Stored entries
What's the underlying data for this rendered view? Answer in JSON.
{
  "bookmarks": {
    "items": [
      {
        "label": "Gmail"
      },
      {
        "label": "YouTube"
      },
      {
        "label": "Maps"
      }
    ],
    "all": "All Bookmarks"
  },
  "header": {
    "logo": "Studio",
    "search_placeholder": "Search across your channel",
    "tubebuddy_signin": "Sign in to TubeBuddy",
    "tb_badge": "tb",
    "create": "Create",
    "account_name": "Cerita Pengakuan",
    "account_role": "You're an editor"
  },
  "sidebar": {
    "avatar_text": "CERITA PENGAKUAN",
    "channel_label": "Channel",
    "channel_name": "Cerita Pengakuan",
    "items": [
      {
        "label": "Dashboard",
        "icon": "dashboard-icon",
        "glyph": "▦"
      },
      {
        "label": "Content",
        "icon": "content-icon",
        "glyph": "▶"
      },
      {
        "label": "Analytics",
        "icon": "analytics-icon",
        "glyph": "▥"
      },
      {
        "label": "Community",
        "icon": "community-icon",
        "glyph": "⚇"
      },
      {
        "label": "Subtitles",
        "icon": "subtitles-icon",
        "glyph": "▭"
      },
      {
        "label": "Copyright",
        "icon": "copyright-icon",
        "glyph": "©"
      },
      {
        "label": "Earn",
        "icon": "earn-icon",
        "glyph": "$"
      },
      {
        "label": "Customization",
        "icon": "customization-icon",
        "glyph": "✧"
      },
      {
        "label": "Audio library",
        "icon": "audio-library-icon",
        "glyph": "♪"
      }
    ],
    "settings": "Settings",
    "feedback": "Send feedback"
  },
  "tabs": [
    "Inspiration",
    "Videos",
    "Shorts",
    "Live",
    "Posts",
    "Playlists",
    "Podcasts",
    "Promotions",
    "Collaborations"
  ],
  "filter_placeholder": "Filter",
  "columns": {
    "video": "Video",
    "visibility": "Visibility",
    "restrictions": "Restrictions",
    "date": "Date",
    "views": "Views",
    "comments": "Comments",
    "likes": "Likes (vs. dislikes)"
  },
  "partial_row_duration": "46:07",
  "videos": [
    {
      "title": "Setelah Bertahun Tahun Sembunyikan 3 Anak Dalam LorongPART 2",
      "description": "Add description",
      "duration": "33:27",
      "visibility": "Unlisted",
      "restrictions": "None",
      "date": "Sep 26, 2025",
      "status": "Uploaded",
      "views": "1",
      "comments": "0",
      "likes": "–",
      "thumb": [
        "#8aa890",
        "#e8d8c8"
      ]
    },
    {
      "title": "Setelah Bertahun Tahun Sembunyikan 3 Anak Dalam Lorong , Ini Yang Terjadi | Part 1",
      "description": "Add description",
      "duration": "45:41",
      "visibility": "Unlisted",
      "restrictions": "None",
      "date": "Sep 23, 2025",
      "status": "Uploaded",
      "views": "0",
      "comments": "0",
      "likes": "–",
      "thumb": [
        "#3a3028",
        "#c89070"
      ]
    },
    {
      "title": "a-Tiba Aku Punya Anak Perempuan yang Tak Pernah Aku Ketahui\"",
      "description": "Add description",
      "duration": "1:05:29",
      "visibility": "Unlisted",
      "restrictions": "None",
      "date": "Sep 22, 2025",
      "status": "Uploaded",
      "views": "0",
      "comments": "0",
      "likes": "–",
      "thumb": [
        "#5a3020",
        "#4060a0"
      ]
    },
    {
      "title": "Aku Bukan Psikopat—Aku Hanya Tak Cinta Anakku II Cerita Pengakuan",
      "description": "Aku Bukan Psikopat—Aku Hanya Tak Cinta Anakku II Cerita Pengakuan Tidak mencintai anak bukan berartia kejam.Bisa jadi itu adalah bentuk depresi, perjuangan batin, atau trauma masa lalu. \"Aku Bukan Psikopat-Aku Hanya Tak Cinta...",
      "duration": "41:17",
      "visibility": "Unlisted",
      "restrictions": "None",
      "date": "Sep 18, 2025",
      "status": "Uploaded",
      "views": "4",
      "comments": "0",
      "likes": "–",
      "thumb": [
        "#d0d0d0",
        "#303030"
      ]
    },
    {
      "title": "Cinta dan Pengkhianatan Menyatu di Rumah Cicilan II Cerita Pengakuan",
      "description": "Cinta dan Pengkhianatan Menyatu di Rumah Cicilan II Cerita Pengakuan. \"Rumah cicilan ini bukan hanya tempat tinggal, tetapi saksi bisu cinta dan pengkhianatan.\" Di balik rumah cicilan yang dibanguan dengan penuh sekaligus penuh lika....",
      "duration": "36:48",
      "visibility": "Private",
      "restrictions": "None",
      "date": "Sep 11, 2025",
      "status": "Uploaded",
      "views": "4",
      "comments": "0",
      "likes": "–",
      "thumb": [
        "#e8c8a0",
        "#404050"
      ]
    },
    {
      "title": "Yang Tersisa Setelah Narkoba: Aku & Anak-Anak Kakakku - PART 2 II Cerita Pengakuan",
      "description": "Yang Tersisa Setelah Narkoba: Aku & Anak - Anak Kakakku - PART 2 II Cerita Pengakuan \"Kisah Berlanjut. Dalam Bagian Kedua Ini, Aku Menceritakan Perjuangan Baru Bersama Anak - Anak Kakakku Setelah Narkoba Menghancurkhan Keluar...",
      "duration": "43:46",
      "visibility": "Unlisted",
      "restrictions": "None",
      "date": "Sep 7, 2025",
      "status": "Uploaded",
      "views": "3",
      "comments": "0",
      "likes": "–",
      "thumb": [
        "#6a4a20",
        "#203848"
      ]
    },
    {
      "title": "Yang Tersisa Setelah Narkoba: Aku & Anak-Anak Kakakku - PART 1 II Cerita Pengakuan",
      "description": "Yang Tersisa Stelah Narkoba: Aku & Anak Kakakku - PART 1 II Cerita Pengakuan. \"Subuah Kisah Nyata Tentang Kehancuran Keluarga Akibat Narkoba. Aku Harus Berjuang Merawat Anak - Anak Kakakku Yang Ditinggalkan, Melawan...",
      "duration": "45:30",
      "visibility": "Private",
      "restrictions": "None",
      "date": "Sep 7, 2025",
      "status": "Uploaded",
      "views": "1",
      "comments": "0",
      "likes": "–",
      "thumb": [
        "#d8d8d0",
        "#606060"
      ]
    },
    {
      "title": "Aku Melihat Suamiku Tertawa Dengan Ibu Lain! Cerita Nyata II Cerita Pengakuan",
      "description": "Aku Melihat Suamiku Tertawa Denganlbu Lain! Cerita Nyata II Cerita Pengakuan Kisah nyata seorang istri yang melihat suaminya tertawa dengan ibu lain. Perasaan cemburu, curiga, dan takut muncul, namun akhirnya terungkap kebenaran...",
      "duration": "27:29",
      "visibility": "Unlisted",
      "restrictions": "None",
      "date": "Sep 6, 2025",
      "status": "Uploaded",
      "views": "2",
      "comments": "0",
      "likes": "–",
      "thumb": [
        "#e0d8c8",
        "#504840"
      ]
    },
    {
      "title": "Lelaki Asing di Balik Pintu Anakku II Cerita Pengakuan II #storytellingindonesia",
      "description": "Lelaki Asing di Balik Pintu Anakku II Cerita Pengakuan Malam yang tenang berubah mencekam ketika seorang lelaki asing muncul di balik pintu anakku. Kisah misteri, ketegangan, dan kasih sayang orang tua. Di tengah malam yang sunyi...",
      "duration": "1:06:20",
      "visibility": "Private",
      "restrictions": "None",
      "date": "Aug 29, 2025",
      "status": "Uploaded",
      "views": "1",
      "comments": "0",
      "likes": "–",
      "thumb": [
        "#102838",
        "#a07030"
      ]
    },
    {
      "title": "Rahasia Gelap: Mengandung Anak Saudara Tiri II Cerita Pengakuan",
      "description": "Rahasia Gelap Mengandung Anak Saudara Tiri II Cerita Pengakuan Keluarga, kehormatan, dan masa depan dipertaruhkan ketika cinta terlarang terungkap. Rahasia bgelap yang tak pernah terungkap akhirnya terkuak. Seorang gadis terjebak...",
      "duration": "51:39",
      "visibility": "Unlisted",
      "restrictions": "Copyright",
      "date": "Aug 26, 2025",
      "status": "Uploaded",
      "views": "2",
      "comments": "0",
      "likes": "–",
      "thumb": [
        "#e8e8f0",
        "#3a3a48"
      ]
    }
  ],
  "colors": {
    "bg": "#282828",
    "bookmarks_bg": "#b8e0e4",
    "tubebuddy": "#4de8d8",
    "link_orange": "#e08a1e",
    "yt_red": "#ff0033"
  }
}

**What is required**
How many lines in these records hold the string "Asing"? Reply with the number alone.

**Written answer**
2